#### [WRITTEN REQUEST]
Gather, from the data below, each line in which the word "ffffff" occurs.

#### [MATERIAL TO PROCESS]

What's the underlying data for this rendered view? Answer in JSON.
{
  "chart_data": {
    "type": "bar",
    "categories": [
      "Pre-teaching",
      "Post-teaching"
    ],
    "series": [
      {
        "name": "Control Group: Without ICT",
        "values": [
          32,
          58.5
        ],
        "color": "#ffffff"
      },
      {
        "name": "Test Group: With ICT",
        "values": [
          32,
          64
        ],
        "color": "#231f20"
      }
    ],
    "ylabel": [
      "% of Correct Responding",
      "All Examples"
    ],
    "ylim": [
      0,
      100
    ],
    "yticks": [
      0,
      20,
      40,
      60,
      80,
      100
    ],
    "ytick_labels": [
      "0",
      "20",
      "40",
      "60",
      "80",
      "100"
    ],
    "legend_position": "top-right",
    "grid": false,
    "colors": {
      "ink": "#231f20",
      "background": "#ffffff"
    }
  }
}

--

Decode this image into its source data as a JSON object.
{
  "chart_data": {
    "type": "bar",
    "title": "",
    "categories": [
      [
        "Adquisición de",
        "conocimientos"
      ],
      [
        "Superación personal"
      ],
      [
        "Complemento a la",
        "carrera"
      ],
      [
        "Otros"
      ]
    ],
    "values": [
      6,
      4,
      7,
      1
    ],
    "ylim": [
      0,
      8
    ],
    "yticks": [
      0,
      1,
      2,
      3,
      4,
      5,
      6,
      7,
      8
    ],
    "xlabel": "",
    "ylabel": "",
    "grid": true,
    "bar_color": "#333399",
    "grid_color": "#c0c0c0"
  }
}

==

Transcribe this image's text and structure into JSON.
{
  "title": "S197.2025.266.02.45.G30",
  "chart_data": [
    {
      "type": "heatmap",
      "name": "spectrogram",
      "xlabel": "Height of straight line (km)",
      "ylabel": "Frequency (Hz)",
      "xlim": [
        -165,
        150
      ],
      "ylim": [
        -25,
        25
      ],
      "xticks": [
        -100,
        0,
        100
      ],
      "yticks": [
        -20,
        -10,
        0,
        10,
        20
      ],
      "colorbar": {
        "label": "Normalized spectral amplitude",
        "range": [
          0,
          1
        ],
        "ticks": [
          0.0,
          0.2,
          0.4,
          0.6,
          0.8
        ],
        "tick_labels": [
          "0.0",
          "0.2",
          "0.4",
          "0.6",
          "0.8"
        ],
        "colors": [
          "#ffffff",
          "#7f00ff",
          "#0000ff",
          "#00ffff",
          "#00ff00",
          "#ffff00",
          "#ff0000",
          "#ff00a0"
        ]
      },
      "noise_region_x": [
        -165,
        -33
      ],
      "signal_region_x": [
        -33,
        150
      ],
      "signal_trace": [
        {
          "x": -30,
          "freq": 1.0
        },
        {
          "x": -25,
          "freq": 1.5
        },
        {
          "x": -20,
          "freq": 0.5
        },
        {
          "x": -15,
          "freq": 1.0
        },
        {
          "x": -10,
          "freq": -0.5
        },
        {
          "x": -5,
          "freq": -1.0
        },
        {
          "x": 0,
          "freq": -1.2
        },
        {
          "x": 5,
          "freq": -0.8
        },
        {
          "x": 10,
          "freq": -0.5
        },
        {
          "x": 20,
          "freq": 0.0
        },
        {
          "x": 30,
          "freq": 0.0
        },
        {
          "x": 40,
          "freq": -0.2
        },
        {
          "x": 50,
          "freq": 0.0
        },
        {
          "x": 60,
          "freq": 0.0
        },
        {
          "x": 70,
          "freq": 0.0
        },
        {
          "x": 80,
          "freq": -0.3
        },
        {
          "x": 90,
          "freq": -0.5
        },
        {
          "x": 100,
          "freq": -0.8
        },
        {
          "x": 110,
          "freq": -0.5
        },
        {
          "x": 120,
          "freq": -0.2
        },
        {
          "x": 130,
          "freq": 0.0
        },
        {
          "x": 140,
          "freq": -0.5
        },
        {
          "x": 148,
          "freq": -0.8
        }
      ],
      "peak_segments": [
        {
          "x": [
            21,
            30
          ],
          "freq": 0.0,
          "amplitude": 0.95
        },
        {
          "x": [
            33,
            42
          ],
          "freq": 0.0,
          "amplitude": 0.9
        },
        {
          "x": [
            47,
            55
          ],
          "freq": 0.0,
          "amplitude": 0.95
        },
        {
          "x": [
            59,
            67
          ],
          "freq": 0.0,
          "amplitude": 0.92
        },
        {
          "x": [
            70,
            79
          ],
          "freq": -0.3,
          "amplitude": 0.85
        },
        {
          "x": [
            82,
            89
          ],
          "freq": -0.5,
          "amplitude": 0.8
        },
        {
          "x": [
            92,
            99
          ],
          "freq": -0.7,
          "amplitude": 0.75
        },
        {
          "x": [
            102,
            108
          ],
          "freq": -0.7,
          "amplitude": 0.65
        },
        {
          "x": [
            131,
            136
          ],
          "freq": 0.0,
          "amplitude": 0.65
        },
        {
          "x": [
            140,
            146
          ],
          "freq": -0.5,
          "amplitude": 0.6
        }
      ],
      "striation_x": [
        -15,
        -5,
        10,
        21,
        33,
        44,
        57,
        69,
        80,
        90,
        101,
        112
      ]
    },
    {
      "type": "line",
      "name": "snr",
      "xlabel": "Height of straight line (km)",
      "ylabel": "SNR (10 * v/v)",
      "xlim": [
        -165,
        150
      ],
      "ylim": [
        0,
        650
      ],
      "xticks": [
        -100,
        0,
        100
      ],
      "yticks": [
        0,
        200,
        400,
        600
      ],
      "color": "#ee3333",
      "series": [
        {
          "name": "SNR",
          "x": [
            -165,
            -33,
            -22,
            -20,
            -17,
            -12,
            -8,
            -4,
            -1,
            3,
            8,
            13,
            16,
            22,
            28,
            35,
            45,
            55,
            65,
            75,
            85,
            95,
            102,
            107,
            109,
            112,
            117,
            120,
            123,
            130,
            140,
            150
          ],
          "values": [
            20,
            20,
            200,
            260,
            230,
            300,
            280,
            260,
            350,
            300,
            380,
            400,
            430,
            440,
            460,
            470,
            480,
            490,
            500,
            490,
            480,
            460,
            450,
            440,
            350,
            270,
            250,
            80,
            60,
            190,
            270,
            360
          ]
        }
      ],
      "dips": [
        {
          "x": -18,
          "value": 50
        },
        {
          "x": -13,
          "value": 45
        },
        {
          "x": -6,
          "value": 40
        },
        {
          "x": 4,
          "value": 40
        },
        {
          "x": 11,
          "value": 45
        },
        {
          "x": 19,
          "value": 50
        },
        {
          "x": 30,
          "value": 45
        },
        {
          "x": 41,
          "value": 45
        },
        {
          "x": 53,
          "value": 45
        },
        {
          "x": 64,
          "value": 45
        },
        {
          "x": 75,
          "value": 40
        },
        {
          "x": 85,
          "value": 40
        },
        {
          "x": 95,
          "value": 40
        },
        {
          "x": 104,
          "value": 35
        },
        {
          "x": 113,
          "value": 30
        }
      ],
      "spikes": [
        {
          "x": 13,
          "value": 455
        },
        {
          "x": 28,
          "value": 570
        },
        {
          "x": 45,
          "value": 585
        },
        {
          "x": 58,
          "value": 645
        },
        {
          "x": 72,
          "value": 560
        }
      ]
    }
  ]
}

#### [ANSWER FOR THIS EXERCISE]
        "color": "#ffffff"
      "background": "#ffffff"
          "#ffffff",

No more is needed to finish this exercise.